**Your instructions:**
Everything from the line containing "Enumerate this screenshot's" through the last line of the records must be returned verbatim, and nothing outside that range.

**Figure collection entries:**
● ● ● ● ● ● ●

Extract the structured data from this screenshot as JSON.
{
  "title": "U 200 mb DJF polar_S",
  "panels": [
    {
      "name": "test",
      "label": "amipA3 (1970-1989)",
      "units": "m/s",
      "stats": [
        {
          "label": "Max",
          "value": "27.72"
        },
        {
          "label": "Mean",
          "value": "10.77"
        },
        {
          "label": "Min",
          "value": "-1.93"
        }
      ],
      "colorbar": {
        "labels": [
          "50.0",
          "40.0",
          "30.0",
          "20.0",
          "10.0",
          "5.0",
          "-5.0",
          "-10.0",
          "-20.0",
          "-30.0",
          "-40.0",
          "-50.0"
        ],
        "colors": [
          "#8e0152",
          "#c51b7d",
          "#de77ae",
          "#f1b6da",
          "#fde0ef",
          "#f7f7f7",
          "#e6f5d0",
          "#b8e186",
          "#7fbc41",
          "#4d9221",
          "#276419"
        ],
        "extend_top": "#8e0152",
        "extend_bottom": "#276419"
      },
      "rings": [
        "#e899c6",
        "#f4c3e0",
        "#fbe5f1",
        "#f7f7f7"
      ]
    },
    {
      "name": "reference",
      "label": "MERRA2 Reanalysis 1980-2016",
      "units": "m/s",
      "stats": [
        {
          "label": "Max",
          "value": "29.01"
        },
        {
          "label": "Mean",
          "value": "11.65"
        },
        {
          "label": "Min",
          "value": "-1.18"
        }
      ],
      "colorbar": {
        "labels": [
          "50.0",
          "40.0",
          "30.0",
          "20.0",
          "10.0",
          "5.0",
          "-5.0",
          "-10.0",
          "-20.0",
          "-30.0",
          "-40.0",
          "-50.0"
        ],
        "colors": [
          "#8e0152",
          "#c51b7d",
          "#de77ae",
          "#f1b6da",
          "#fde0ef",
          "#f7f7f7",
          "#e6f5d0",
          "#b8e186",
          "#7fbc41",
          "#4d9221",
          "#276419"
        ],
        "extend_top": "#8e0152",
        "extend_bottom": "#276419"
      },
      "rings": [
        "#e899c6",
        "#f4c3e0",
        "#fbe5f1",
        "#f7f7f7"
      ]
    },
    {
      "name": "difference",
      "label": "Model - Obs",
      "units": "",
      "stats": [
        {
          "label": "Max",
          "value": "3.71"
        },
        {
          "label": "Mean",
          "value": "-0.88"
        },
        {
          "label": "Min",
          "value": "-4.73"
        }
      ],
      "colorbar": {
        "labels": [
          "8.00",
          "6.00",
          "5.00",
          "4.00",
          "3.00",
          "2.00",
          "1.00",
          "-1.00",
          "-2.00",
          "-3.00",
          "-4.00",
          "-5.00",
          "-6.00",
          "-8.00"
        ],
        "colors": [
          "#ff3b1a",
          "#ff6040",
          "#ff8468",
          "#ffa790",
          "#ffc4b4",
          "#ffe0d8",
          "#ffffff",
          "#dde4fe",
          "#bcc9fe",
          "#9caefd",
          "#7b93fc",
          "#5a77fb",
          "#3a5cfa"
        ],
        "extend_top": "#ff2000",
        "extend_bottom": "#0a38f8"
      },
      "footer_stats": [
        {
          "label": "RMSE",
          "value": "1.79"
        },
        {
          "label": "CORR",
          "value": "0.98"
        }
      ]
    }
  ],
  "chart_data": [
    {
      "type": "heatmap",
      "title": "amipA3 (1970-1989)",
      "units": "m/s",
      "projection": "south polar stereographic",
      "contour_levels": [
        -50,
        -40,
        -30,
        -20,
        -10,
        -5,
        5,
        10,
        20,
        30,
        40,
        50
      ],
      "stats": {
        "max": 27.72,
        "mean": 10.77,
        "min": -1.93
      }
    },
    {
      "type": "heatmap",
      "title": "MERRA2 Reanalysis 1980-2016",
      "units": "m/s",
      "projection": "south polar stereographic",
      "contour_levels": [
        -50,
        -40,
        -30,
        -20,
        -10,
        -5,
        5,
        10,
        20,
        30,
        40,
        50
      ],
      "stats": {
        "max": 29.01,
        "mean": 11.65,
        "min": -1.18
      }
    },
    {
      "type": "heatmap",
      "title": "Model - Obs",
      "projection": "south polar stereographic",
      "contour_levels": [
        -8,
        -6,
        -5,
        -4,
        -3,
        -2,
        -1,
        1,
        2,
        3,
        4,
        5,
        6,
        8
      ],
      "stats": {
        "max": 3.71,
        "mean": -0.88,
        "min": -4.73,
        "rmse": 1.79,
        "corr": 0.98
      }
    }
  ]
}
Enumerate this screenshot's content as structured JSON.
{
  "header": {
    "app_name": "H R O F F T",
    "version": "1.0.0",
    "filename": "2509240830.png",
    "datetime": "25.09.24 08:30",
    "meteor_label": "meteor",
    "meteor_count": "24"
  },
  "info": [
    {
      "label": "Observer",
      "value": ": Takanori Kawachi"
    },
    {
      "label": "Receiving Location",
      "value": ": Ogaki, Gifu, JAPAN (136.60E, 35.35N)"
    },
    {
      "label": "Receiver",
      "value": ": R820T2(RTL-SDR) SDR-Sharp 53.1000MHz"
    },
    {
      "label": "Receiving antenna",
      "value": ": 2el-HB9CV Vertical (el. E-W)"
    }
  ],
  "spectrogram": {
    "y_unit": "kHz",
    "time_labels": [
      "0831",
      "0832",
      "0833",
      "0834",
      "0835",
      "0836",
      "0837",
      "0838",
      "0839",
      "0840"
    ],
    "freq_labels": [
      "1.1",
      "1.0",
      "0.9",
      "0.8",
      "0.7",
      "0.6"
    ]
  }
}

● ● ● ● ● ● ●

**Exercise answer:**
Enumerate this screenshot's content as structured JSON.
{
  "header": {
    "app_name": "H R O F F T",
    "version": "1.0.0",
    "filename": "2509240830.png",
    "datetime": "25.09.24 08:30",
    "meteor_label": "meteor",
    "meteor_count": "24"
  },
  "info": [
    {
      "label": "Observer",
      "value": ": Takanori Kawachi"
    },
    {
      "label": "Receiving Location",
      "value": ": Ogaki, Gifu, JAPAN (136.60E, 35.35N)"
    },
    {
      "label": "Receiver",
      "value": ": R820T2(RTL-SDR) SDR-Sharp 53.1000MHz"
    },
    {
      "label": "Receiving antenna",
      "value": ": 2el-HB9CV Vertical (el. E-W)"
    }
  ],
  "spectrogram": {
    "y_unit": "kHz",
    "time_labels": [
      "0831",
      "0832",
      "0833",
      "0834",
      "0835",
      "0836",
      "0837",
      "0838",
      "0839",
      "0840"
    ],
    "freq_labels": [
      "1.1",
      "1.0",
      "0.9",
      "0.8",
      "0.7",
      "0.6"
    ]
  }
}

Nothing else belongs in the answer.